Extract provided —
Sustainability Requirements:
As used in this Lease, “Sustainability Requirements” means any and all Laws relating to any “green building” or other environmental sustainability practices and requirements now or hereafter in effect or imposed by any governmental authority or applicable Laws from time to time (collectively, “Sustainability Requirements”). Without limiting the scope of any Sustainability Requirements that may be in effect from time to time, Tenant acknowledges that Sustainability Requirements may address whole-building or premises operations, construction issues, maintenance issues and other issues, including without limitation requirements relating to: chemical use; indoor air quality; energy and water efficiency; recycling programs; interior and exterior maintenance programs; systems upgrades to meet green or sustainable building energy, water, air quality, and lighting performance standards; construction methods and procedures; material purchases; disposal of garbage, trash, rubbish and other refuse and waste; and the use of proven energy and carbon reduction measures. Neither Tenant nor Tenant’s Agents shall use or operate the Premises in a manner that will cause any part of the Project to be in non-compliance with any Sustainability Requirements in effect from time to time.

Required tasks —
A: Based on the sustainability clause, answer yes or no to each statement and quote the words that decide it. (i) Sustainability Requirements cover only laws already in effect when the lease is signed. (ii) Indoor air quality is one of the topics the requirements may address. (iii) The Tenant's Agents may operate the Premises in a way that puts part of the Project out of compliance.
B: In the sustainability clause, who acknowledges that the requirements may cover construction and maintenance issues?

Stored data:

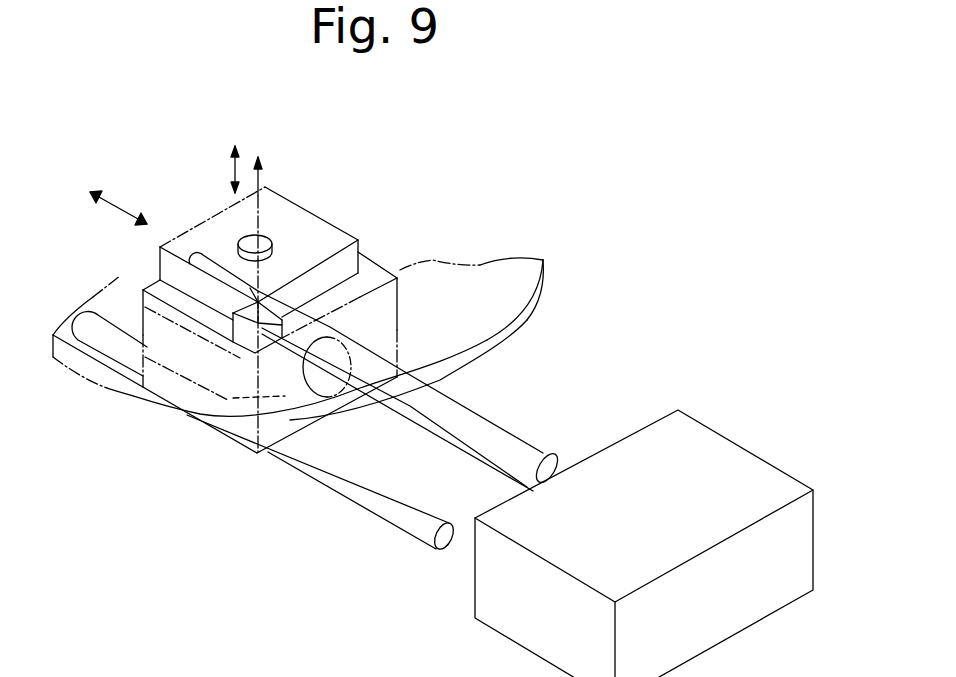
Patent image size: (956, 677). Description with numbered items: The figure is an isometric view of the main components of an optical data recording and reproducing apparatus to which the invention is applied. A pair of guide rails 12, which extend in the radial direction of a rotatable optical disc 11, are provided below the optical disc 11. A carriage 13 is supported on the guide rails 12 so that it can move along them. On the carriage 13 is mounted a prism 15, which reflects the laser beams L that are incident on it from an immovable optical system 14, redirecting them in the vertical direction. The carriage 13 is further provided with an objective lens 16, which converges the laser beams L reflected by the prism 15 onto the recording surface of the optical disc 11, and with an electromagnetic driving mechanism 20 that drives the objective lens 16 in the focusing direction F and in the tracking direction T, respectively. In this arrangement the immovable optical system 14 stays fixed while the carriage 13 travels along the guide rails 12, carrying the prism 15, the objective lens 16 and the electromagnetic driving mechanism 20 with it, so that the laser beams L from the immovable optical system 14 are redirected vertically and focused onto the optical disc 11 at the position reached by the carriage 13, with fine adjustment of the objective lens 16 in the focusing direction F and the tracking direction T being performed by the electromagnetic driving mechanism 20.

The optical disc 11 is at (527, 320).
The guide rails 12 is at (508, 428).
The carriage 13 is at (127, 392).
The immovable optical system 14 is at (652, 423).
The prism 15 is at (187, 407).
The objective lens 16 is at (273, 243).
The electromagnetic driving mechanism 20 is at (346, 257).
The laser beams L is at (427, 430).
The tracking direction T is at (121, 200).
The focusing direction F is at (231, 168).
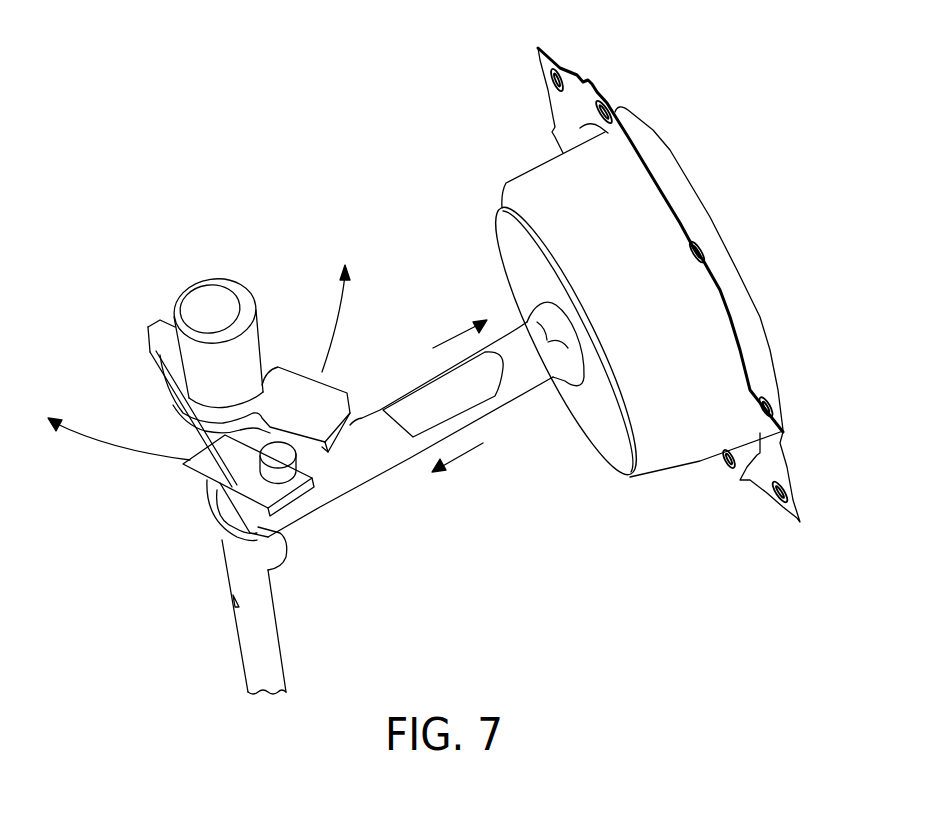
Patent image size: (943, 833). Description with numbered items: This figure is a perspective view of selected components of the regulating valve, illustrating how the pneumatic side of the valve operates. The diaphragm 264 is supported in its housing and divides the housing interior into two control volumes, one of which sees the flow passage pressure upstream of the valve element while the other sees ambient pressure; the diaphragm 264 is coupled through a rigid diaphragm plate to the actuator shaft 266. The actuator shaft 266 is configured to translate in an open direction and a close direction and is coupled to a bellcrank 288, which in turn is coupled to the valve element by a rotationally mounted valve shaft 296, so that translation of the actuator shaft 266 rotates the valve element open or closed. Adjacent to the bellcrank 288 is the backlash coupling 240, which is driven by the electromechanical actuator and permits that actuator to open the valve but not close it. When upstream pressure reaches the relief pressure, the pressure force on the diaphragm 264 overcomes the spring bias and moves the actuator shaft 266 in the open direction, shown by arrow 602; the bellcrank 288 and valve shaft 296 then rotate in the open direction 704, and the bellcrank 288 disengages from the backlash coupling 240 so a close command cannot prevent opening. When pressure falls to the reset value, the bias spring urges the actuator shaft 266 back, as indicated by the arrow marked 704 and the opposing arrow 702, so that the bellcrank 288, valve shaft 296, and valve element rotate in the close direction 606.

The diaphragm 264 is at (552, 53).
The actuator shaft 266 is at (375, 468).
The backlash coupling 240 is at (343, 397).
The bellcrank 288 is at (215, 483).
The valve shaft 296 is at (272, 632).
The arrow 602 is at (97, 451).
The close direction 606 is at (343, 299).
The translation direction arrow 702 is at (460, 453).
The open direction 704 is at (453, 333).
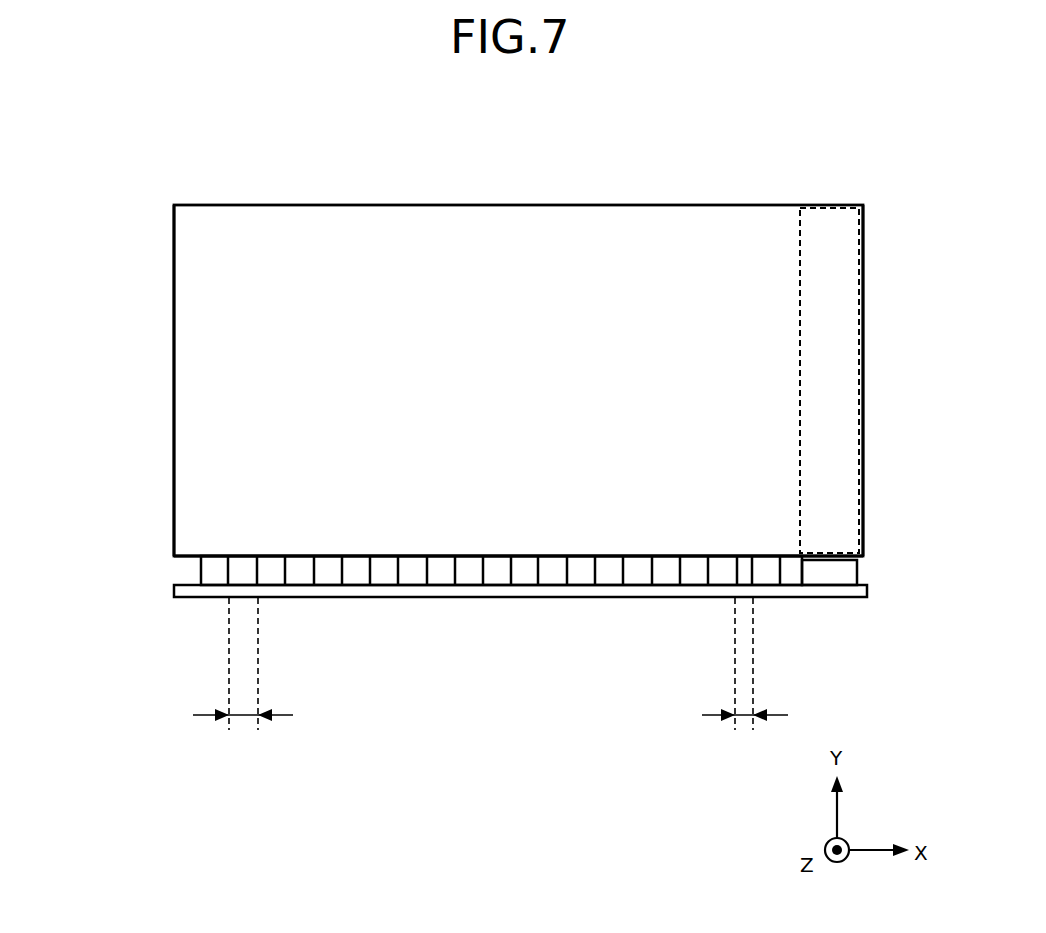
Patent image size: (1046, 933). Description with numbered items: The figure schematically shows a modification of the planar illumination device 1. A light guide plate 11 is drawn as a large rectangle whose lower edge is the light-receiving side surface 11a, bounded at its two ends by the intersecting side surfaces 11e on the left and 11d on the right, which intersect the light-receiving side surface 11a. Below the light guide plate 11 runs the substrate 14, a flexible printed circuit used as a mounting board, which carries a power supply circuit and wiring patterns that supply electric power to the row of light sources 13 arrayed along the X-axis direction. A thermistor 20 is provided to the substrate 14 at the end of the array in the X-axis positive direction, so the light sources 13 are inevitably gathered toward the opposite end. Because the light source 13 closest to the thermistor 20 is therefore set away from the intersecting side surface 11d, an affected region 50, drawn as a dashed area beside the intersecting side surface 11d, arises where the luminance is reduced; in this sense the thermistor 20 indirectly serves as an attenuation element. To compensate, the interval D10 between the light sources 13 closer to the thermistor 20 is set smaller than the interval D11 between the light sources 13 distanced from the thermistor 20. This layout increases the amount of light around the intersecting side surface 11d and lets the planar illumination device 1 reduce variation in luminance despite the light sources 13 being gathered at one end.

Responses in order —
A:
(i) No: "now or hereafter in effect"
(ii) Yes: "indoor air quality"
(iii) No: "Neither Tenant nor Tenant’s Agents shall use or operate the Premises in a manner that will cause any part of the Project to be in non-compliance with any Sustainability Requirements in effect from time to time."

B: The Tenant.